*Written instruction:* Would you transcribe all of the data exactly, down to the last character?

*Given information:*
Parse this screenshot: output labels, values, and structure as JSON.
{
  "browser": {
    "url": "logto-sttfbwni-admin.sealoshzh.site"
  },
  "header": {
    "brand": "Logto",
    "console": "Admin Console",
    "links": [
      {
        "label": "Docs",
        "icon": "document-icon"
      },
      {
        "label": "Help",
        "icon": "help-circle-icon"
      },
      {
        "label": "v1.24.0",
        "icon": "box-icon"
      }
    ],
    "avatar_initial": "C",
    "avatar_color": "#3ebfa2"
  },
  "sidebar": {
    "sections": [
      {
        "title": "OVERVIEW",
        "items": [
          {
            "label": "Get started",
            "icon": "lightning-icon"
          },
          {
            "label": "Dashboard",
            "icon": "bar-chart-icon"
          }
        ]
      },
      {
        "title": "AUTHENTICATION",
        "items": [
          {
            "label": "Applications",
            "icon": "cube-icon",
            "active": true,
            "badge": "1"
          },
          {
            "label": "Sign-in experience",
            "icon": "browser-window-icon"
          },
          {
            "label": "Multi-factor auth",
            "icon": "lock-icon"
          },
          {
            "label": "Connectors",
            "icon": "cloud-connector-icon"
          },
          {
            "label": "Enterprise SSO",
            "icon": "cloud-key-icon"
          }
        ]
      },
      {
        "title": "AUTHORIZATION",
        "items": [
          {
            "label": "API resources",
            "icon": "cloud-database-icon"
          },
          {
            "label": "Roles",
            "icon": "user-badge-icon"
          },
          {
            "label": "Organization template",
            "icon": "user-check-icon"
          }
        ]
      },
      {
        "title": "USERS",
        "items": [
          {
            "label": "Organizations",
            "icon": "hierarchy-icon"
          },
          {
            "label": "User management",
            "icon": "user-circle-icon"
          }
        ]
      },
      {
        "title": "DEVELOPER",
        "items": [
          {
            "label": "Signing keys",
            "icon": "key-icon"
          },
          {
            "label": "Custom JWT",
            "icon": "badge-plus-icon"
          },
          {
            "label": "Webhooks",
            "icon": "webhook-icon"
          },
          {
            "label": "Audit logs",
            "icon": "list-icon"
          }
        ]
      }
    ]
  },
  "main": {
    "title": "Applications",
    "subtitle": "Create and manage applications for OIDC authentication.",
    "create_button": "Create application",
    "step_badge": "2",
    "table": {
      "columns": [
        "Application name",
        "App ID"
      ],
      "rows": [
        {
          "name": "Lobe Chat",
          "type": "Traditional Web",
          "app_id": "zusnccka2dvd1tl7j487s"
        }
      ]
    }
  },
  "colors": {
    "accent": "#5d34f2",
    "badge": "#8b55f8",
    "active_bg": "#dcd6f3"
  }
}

*Written response:*
Parse this screenshot: output labels, values, and structure as JSON.
{
  "browser": {
    "url": "logto-sttfbwni-admin.sealoshzh.site"
  },
  "header": {
    "brand": "Logto",
    "console": "Admin Console",
    "links": [
      {
        "label": "Docs",
        "icon": "document-icon"
      },
      {
        "label": "Help",
        "icon": "help-circle-icon"
      },
      {
        "label": "v1.24.0",
        "icon": "box-icon"
      }
    ],
    "avatar_initial": "C",
    "avatar_color": "#3ebfa2"
  },
  "sidebar": {
    "sections": [
      {
        "title": "OVERVIEW",
        "items": [
          {
            "label": "Get started",
            "icon": "lightning-icon"
          },
          {
            "label": "Dashboard",
            "icon": "bar-chart-icon"
          }
        ]
      },
      {
        "title": "AUTHENTICATION",
        "items": [
          {
            "label": "Applications",
            "icon": "cube-icon",
            "active": true,
            "badge": "1"
          },
          {
            "label": "Sign-in experience",
            "icon": "browser-window-icon"
          },
          {
            "label": "Multi-factor auth",
            "icon": "lock-icon"
          },
          {
            "label": "Connectors",
            "icon": "cloud-connector-icon"
          },
          {
            "label": "Enterprise SSO",
            "icon": "cloud-key-icon"
          }
        ]
      },
      {
        "title": "AUTHORIZATION",
        "items": [
          {
            "label": "API resources",
            "icon": "cloud-database-icon"
          },
          {
            "label": "Roles",
            "icon": "user-badge-icon"
          },
          {
            "label": "Organization template",
            "icon": "user-check-icon"
          }
        ]
      },
      {
        "title": "USERS",
        "items": [
          {
            "label": "Organizations",
            "icon": "hierarchy-icon"
          },
          {
            "label": "User management",
            "icon": "user-circle-icon"
          }
        ]
      },
      {
        "title": "DEVELOPER",
        "items": [
          {
            "label": "Signing keys",
            "icon": "key-icon"
          },
          {
            "label": "Custom JWT",
            "icon": "badge-plus-icon"
          },
          {
            "label": "Webhooks",
            "icon": "webhook-icon"
          },
          {
            "label": "Audit logs",
            "icon": "list-icon"
          }
        ]
      }
    ]
  },
  "main": {
    "title": "Applications",
    "subtitle": "Create and manage applications for OIDC authentication.",
    "create_button": "Create application",
    "step_badge": "2",
    "table": {
      "columns": [
        "Application name",
        "App ID"
      ],
      "rows": [
        {
          "name": "Lobe Chat",
          "type": "Traditional Web",
          "app_id": "zusnccka2dvd1tl7j487s"
        }
      ]
    }
  },
  "colors": {
    "accent": "#5d34f2",
    "badge": "#8b55f8",
    "active_bg": "#dcd6f3"
  }
}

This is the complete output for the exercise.